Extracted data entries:
┄┄┄┄┄┄┄┄┄┄┄┄┄┄┄┄┄┄┄┄

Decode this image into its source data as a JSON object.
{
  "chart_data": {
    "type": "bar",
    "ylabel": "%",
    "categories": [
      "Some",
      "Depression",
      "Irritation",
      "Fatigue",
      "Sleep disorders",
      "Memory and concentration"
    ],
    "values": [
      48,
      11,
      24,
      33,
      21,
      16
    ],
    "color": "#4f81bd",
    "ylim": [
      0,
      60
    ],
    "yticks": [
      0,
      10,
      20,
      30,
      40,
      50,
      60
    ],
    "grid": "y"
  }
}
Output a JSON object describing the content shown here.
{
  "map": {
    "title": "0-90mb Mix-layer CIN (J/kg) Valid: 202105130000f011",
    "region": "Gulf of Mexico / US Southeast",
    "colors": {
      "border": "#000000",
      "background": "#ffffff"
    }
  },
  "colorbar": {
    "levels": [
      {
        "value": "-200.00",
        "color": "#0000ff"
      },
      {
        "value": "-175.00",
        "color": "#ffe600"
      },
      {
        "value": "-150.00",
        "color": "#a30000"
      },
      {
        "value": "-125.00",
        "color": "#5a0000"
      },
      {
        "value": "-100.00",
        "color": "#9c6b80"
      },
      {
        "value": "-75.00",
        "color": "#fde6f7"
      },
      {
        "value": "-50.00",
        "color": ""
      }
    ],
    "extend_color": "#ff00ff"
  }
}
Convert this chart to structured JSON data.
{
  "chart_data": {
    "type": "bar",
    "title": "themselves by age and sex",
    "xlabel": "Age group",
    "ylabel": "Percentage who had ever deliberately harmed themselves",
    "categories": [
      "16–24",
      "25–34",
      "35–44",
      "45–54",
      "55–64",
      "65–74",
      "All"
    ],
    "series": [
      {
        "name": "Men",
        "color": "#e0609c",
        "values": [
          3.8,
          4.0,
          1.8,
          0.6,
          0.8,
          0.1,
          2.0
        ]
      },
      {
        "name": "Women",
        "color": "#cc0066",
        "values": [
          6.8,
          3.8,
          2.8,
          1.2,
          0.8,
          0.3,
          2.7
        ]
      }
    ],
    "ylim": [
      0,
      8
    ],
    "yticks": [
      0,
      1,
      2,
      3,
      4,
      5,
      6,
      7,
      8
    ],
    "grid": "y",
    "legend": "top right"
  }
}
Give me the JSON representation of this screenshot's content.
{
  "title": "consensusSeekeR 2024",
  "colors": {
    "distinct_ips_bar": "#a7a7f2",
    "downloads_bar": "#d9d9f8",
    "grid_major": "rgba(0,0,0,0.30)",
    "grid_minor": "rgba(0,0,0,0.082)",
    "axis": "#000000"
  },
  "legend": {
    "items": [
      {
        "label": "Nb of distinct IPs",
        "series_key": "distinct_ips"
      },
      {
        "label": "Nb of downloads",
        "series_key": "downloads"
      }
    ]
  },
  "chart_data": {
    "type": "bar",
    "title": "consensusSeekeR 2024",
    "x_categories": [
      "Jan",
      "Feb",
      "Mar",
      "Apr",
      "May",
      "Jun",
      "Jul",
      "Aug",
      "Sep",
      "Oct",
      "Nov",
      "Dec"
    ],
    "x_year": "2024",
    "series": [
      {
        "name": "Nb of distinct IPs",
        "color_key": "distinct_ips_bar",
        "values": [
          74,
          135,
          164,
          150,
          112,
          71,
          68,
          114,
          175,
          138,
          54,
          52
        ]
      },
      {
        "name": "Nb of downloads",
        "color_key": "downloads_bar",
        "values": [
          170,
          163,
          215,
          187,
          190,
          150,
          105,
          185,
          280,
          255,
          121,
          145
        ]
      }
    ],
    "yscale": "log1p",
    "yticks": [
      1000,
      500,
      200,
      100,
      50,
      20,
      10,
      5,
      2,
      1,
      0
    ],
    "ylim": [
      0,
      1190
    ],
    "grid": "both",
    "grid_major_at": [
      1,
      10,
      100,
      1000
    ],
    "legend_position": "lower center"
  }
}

┄┄┄┄┄┄┄┄┄┄┄┄┄┄┄┄┄┄┄┄

What this task involves>
Print the material verbatim, all of it.

Output of the task>
Decode this image into its source data as a JSON object.
{
  "chart_data": {
    "type": "bar",
    "ylabel": "%",
    "categories": [
      "Some",
      "Depression",
      "Irritation",
      "Fatigue",
      "Sleep disorders",
      "Memory and concentration"
    ],
    "values": [
      48,
      11,
      24,
      33,
      21,
      16
    ],
    "color": "#4f81bd",
    "ylim": [
      0,
      60
    ],
    "yticks": [
      0,
      10,
      20,
      30,
      40,
      50,
      60
    ],
    "grid": "y"
  }
}
Output a JSON object describing the content shown here.
{
  "map": {
    "title": "0-90mb Mix-layer CIN (J/kg) Valid: 202105130000f011",
    "region": "Gulf of Mexico / US Southeast",
    "colors": {
      "border": "#000000",
      "background": "#ffffff"
    }
  },
  "colorbar": {
    "levels": [
      {
        "value": "-200.00",
        "color": "#0000ff"
      },
      {
        "value": "-175.00",
        "color": "#ffe600"
      },
      {
        "value": "-150.00",
        "color": "#a30000"
      },
      {
        "value": "-125.00",
        "color": "#5a0000"
      },
      {
        "value": "-100.00",
        "color": "#9c6b80"
      },
      {
        "value": "-75.00",
        "color": "#fde6f7"
      },
      {
        "value": "-50.00",
        "color": ""
      }
    ],
    "extend_color": "#ff00ff"
  }
}
Convert this chart to structured JSON data.
{
  "chart_data": {
    "type": "bar",
    "title": "themselves by age and sex",
    "xlabel": "Age group",
    "ylabel": "Percentage who had ever deliberately harmed themselves",
    "categories": [
      "16–24",
      "25–34",
      "35–44",
      "45–54",
      "55–64",
      "65–74",
      "All"
    ],
    "series": [
      {
        "name": "Men",
        "color": "#e0609c",
        "values": [
          3.8,
          4.0,
          1.8,
          0.6,
          0.8,
          0.1,
          2.0
        ]
      },
      {
        "name": "Women",
        "color": "#cc0066",
        "values": [
          6.8,
          3.8,
          2.8,
          1.2,
          0.8,
          0.3,
          2.7
        ]
      }
    ],
    "ylim": [
      0,
      8
    ],
    "yticks": [
      0,
      1,
      2,
      3,
      4,
      5,
      6,
      7,
      8
    ],
    "grid": "y",
    "legend": "top right"
  }
}
Give me the JSON representation of this screenshot's content.
{
  "title": "consensusSeekeR 2024",
  "colors": {
    "distinct_ips_bar": "#a7a7f2",
    "downloads_bar": "#d9d9f8",
    "grid_major": "rgba(0,0,0,0.30)",
    "grid_minor": "rgba(0,0,0,0.082)",
    "axis": "#000000"
  },
  "legend": {
    "items": [
      {
        "label": "Nb of distinct IPs",
        "series_key": "distinct_ips"
      },
      {
        "label": "Nb of downloads",
        "series_key": "downloads"
      }
    ]
  },
  "chart_data": {
    "type": "bar",
    "title": "consensusSeekeR 2024",
    "x_categories": [
      "Jan",
      "Feb",
      "Mar",
      "Apr",
      "May",
      "Jun",
      "Jul",
      "Aug",
      "Sep",
      "Oct",
      "Nov",
      "Dec"
    ],
    "x_year": "2024",
    "series": [
      {
        "name": "Nb of distinct IPs",
        "color_key": "distinct_ips_bar",
        "values": [
          74,
          135,
          164,
          150,
          112,
          71,
          68,
          114,
          175,
          138,
          54,
          52
        ]
      },
      {
        "name": "Nb of downloads",
        "color_key": "downloads_bar",
        "values": [
          170,
          163,
          215,
          187,
          190,
          150,
          105,
          185,
          280,
          255,
          121,
          145
        ]
      }
    ],
    "yscale": "log1p",
    "yticks": [
      1000,
      500,
      200,
      100,
      50,
      20,
      10,
      5,
      2,
      1,
      0
    ],
    "ylim": [
      0,
      1190
    ],
    "grid": "both",
    "grid_major_at": [
      1,
      10,
      100,
      1000
    ],
    "legend_position": "lower center"
  }
}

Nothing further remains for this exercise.